▸ **Records to process**
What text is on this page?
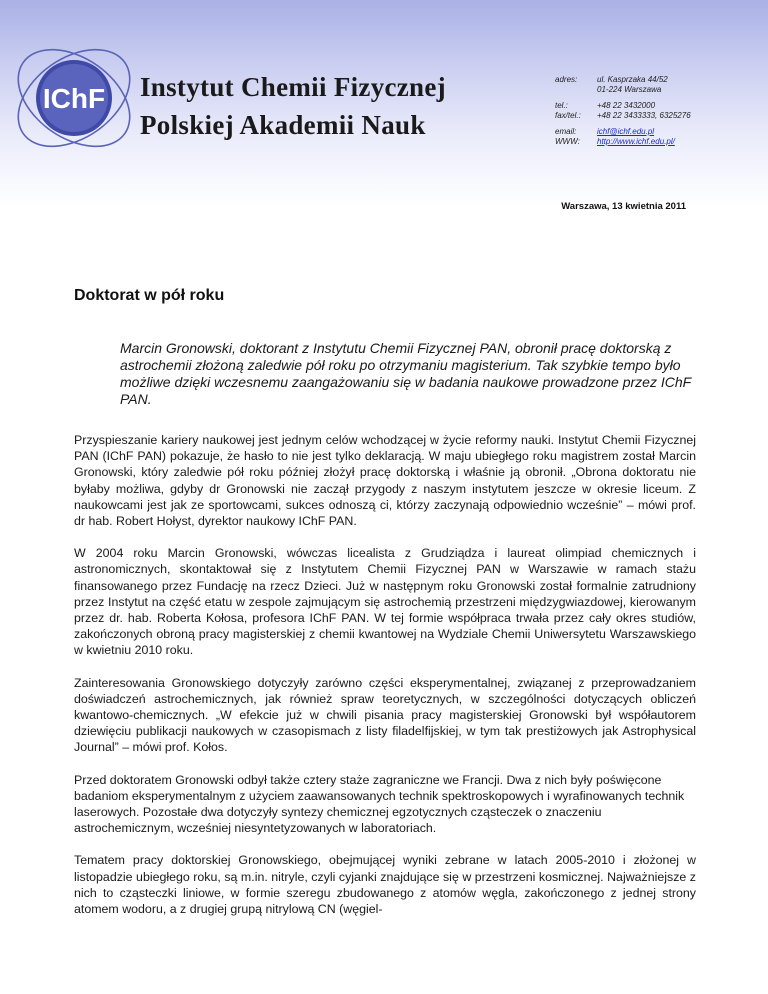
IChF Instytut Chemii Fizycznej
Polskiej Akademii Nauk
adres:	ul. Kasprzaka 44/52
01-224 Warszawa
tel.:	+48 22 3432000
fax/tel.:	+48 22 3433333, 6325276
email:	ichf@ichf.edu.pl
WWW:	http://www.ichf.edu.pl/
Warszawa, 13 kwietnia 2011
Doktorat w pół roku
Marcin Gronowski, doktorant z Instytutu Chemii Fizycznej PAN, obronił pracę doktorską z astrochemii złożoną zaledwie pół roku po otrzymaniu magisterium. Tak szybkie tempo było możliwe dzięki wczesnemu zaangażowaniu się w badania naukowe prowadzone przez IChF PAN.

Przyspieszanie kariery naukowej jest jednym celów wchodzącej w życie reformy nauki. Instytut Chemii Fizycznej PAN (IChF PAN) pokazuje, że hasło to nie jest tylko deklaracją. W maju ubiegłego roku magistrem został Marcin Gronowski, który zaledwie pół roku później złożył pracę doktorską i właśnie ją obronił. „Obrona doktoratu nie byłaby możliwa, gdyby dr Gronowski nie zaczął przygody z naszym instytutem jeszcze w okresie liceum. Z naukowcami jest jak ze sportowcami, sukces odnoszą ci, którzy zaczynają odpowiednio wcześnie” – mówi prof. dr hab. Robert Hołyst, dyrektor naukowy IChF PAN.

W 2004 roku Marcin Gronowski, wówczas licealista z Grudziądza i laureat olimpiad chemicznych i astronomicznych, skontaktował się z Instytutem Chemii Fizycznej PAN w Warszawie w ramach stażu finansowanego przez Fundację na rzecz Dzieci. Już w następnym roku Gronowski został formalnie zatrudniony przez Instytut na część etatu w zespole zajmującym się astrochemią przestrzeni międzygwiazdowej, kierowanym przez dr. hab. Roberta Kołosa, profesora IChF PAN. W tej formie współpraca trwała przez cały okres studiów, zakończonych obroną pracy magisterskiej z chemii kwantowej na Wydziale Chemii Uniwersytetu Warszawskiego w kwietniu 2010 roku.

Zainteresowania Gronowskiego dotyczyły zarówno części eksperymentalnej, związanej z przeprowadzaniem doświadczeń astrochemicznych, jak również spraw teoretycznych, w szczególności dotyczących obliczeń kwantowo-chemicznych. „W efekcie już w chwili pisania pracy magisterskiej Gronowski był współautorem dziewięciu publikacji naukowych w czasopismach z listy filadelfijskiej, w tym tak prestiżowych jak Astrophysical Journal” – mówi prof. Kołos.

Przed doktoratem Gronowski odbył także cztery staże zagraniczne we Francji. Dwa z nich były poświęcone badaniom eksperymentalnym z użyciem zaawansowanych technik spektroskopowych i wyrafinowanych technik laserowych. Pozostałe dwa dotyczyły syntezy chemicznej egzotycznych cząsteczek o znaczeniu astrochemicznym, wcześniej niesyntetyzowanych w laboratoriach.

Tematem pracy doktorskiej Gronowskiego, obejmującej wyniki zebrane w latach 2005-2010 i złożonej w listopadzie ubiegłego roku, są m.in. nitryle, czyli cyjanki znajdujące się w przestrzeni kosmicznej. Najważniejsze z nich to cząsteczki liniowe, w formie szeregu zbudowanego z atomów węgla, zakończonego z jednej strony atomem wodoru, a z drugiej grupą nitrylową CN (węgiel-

...

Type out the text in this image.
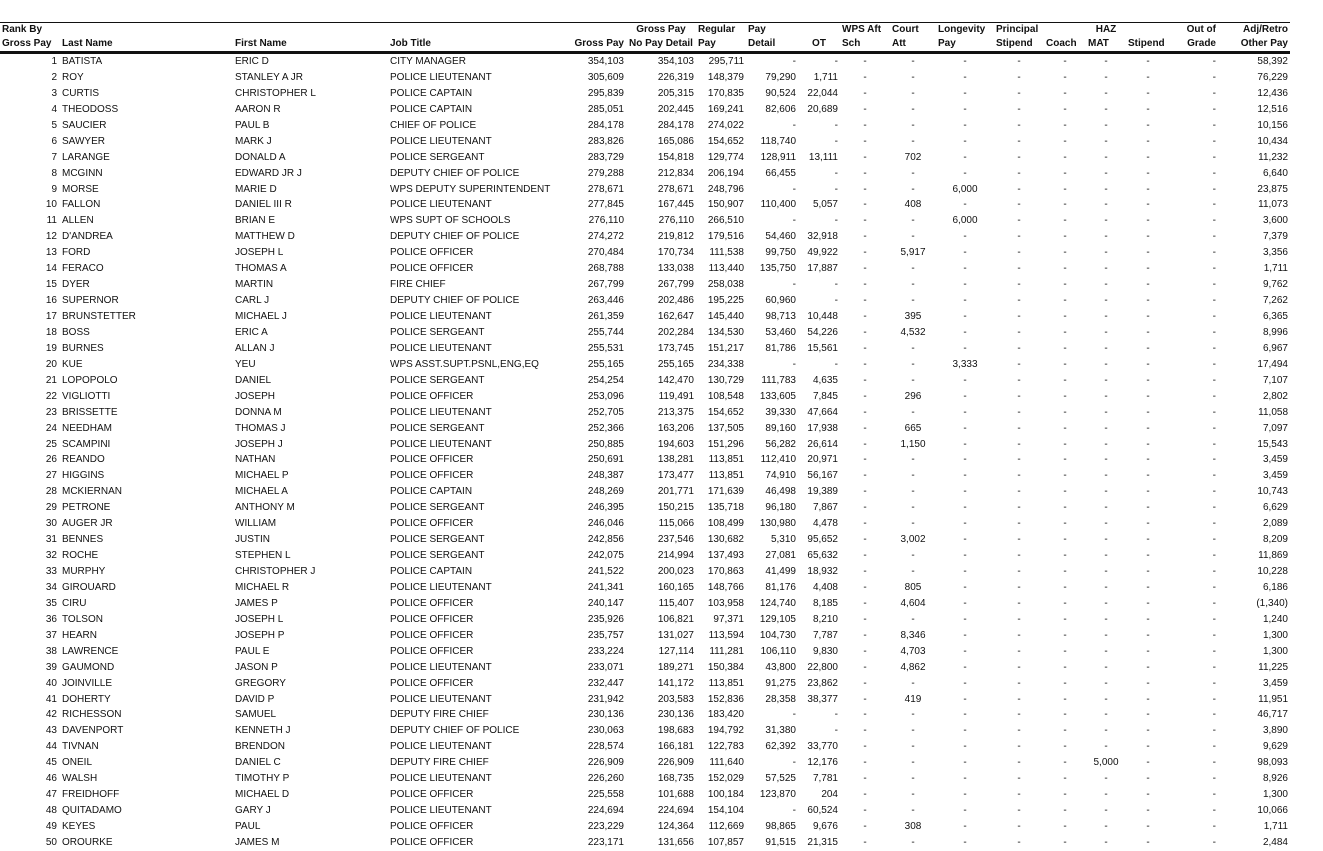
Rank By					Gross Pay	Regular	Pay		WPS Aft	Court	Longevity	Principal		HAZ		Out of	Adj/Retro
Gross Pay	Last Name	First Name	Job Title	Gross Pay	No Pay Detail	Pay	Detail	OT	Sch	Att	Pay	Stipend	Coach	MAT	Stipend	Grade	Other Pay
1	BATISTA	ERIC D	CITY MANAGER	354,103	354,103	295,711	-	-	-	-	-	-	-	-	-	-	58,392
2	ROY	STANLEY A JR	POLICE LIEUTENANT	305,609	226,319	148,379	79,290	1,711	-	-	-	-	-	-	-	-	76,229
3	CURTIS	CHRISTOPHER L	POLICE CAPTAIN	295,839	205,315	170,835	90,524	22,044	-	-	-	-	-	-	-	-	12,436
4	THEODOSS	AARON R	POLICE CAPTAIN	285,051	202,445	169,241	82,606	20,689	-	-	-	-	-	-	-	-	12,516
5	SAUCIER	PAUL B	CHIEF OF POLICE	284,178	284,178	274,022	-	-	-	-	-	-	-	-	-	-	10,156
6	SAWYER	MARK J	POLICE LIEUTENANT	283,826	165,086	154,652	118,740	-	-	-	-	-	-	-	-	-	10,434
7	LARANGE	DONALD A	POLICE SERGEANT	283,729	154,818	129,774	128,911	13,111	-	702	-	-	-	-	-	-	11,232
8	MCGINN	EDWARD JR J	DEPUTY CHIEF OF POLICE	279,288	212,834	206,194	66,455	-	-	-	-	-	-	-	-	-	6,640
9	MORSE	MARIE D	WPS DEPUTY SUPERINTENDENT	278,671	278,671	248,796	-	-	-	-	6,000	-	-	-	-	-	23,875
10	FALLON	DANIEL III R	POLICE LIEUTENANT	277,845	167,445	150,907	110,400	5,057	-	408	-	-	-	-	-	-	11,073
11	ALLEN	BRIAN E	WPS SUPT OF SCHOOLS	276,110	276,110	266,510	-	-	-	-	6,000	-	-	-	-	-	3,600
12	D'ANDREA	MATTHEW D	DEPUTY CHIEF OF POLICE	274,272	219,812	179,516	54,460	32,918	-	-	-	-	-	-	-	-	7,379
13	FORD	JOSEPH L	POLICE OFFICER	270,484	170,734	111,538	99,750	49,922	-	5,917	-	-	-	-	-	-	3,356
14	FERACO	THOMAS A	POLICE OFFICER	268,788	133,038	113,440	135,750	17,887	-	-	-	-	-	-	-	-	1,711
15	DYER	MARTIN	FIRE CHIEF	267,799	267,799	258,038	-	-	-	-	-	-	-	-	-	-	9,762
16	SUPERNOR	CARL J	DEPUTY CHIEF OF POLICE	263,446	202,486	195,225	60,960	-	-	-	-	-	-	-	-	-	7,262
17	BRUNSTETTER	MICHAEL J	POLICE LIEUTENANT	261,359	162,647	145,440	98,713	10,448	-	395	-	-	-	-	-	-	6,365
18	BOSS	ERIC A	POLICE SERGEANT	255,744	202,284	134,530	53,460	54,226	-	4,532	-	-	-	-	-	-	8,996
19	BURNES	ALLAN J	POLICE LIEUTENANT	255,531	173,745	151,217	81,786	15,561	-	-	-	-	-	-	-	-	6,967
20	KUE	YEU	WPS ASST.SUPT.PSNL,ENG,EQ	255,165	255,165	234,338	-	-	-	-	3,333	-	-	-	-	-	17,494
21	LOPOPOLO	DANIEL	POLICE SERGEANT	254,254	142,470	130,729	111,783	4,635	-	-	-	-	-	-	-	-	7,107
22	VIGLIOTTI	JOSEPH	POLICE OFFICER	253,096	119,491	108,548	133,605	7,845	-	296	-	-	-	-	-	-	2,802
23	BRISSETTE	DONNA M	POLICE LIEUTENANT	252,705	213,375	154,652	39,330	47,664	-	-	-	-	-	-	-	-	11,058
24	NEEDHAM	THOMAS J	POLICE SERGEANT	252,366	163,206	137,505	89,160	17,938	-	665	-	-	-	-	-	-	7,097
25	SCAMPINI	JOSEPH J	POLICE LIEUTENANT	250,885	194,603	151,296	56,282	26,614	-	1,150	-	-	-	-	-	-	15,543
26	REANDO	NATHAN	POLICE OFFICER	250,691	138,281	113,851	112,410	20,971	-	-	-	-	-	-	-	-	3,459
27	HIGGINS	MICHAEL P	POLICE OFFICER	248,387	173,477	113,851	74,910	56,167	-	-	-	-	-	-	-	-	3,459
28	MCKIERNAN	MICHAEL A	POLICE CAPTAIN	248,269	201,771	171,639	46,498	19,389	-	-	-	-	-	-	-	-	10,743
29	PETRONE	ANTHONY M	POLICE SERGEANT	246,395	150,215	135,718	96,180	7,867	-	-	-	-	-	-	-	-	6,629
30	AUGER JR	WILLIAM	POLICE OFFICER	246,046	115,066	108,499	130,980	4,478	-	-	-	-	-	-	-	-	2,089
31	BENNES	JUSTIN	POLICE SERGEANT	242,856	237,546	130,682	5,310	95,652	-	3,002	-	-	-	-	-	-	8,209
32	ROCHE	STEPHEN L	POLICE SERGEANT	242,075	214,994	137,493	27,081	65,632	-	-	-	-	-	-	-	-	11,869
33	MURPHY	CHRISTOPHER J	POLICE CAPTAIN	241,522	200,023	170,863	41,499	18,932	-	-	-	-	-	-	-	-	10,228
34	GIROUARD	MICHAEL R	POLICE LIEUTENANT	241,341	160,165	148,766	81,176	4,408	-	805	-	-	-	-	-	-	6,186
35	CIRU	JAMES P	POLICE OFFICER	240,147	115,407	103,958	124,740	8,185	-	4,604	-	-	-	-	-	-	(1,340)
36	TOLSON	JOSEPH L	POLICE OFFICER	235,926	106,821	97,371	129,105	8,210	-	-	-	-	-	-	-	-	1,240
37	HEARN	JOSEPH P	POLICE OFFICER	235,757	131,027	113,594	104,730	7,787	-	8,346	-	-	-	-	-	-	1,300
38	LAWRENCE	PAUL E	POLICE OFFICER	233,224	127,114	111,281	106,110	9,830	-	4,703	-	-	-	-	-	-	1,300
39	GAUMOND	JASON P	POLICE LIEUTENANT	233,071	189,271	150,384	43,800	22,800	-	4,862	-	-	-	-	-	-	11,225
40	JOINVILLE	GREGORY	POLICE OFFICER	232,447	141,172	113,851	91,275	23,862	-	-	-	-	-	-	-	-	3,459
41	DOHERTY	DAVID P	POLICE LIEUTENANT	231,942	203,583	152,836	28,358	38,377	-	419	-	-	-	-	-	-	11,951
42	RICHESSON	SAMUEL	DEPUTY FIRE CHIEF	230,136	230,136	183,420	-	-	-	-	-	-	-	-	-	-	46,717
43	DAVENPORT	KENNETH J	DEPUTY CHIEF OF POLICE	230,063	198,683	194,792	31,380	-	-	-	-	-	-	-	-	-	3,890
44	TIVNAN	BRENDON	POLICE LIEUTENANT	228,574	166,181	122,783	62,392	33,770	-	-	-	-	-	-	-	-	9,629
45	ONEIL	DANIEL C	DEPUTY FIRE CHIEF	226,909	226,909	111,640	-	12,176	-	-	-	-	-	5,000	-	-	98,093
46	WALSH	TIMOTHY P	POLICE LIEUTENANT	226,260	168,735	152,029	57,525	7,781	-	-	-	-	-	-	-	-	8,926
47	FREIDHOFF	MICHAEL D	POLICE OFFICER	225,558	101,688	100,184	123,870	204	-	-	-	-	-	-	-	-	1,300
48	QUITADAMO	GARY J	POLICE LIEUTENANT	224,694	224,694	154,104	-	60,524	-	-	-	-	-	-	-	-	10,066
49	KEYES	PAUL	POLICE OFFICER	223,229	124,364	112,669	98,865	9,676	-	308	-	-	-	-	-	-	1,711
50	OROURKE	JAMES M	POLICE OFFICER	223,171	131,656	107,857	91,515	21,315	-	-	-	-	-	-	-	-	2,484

▸ **Aim of the exercise**
Check each line of the data above for the word "Marcin" and say how many lines contain it, giving nothing besides the number.

▸ **Correct output**
3